Set task.
A faithful transcription of all the data is required.

* * *

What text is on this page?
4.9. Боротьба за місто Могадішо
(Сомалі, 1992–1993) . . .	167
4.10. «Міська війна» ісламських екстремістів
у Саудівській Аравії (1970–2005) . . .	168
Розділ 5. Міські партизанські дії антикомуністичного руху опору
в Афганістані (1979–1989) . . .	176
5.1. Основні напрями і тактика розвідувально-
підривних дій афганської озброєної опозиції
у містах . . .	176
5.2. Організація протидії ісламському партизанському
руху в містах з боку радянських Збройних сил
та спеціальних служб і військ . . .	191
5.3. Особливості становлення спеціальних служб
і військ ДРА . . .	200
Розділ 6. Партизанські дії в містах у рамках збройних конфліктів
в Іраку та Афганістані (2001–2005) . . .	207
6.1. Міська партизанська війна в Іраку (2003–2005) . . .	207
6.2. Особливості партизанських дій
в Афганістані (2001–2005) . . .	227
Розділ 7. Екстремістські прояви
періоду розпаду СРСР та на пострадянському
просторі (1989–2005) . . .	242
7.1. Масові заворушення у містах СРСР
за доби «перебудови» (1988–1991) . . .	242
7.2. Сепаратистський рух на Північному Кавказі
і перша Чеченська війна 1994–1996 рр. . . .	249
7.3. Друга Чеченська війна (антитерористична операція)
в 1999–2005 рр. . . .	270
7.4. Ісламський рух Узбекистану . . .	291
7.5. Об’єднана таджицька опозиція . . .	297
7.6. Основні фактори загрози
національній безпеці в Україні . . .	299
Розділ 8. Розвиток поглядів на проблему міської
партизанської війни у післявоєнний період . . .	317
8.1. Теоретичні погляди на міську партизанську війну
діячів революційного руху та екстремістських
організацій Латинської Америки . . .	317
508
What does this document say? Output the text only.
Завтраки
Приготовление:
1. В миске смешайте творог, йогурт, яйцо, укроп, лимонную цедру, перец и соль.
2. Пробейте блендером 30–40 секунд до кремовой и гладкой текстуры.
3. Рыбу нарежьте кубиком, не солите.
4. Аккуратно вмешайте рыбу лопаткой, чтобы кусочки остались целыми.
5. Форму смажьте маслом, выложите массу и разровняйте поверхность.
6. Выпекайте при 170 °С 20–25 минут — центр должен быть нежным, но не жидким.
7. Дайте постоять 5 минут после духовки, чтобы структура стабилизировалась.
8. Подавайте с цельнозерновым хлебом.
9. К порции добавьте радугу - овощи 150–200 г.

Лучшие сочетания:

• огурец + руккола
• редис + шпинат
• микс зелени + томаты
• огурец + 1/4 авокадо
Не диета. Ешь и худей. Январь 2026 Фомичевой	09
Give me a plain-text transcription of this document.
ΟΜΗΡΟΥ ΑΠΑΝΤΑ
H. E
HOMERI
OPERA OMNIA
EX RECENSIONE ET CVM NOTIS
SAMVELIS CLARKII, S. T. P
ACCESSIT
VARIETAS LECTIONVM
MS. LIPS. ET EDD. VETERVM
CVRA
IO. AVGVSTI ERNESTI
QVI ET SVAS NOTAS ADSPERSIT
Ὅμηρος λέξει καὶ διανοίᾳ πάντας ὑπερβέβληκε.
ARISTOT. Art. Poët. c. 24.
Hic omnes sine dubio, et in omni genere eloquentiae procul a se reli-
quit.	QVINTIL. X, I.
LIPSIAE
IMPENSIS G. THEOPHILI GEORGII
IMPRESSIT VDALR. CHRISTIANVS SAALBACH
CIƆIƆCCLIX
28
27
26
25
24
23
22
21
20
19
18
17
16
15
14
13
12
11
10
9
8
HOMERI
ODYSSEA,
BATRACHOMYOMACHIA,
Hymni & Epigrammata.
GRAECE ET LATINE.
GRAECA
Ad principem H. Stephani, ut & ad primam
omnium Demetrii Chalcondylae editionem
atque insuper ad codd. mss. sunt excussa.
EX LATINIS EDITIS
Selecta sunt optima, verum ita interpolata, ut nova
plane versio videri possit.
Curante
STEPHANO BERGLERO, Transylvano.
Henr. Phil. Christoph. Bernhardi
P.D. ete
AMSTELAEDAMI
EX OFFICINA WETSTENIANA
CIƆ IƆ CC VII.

* * *

Answer below.
What text is on this page?
4.9. Боротьба за місто Могадішо
(Сомалі, 1992–1993) . . .	167
4.10. «Міська війна» ісламських екстремістів
у Саудівській Аравії (1970–2005) . . .	168
Розділ 5. Міські партизанські дії антикомуністичного руху опору
в Афганістані (1979–1989) . . .	176
5.1. Основні напрями і тактика розвідувально-
підривних дій афганської озброєної опозиції
у містах . . .	176
5.2. Організація протидії ісламському партизанському
руху в містах з боку радянських Збройних сил
та спеціальних служб і військ . . .	191
5.3. Особливості становлення спеціальних служб
і військ ДРА . . .	200
Розділ 6. Партизанські дії в містах у рамках збройних конфліктів
в Іраку та Афганістані (2001–2005) . . .	207
6.1. Міська партизанська війна в Іраку (2003–2005) . . .	207
6.2. Особливості партизанських дій
в Афганістані (2001–2005) . . .	227
Розділ 7. Екстремістські прояви
періоду розпаду СРСР та на пострадянському
просторі (1989–2005) . . .	242
7.1. Масові заворушення у містах СРСР
за доби «перебудови» (1988–1991) . . .	242
7.2. Сепаратистський рух на Північному Кавказі
і перша Чеченська війна 1994–1996 рр. . . .	249
7.3. Друга Чеченська війна (антитерористична операція)
в 1999–2005 рр. . . .	270
7.4. Ісламський рух Узбекистану . . .	291
7.5. Об’єднана таджицька опозиція . . .	297
7.6. Основні фактори загрози
національній безпеці в Україні . . .	299
Розділ 8. Розвиток поглядів на проблему міської
партизанської війни у післявоєнний період . . .	317
8.1. Теоретичні погляди на міську партизанську війну
діячів революційного руху та екстремістських
організацій Латинської Америки . . .	317
508
What does this document say? Output the text only.
Завтраки
Приготовление:
1. В миске смешайте творог, йогурт, яйцо, укроп, лимонную цедру, перец и соль.
2. Пробейте блендером 30–40 секунд до кремовой и гладкой текстуры.
3. Рыбу нарежьте кубиком, не солите.
4. Аккуратно вмешайте рыбу лопаткой, чтобы кусочки остались целыми.
5. Форму смажьте маслом, выложите массу и разровняйте поверхность.
6. Выпекайте при 170 °С 20–25 минут — центр должен быть нежным, но не жидким.
7. Дайте постоять 5 минут после духовки, чтобы структура стабилизировалась.
8. Подавайте с цельнозерновым хлебом.
9. К порции добавьте радугу - овощи 150–200 г.

Лучшие сочетания:

• огурец + руккола
• редис + шпинат
• микс зелени + томаты
• огурец + 1/4 авокадо
Не диета. Ешь и худей. Январь 2026 Фомичевой	09
Give me a plain-text transcription of this document.
ΟΜΗΡΟΥ ΑΠΑΝΤΑ
H. E
HOMERI
OPERA OMNIA
EX RECENSIONE ET CVM NOTIS
SAMVELIS CLARKII, S. T. P
ACCESSIT
VARIETAS LECTIONVM
MS. LIPS. ET EDD. VETERVM
CVRA
IO. AVGVSTI ERNESTI
QVI ET SVAS NOTAS ADSPERSIT
Ὅμηρος λέξει καὶ διανοίᾳ πάντας ὑπερβέβληκε.
ARISTOT. Art. Poët. c. 24.
Hic omnes sine dubio, et in omni genere eloquentiae procul a se reli-
quit.	QVINTIL. X, I.
LIPSIAE
IMPENSIS G. THEOPHILI GEORGII
IMPRESSIT VDALR. CHRISTIANVS SAALBACH
CIƆIƆCCLIX
28
27
26
25
24
23
22
21
20
19
18
17
16
15
14
13
12
11
10
9
8
HOMERI
ODYSSEA,
BATRACHOMYOMACHIA,
Hymni & Epigrammata.
GRAECE ET LATINE.
GRAECA
Ad principem H. Stephani, ut & ad primam
omnium Demetrii Chalcondylae editionem
atque insuper ad codd. mss. sunt excussa.
EX LATINIS EDITIS
Selecta sunt optima, verum ita interpolata, ut nova
plane versio videri possit.
Curante
STEPHANO BERGLERO, Transylvano.
Henr. Phil. Christoph. Bernhardi
P.D. ete
AMSTELAEDAMI
EX OFFICINA WETSTENIANA
CIƆ IƆ CC VII.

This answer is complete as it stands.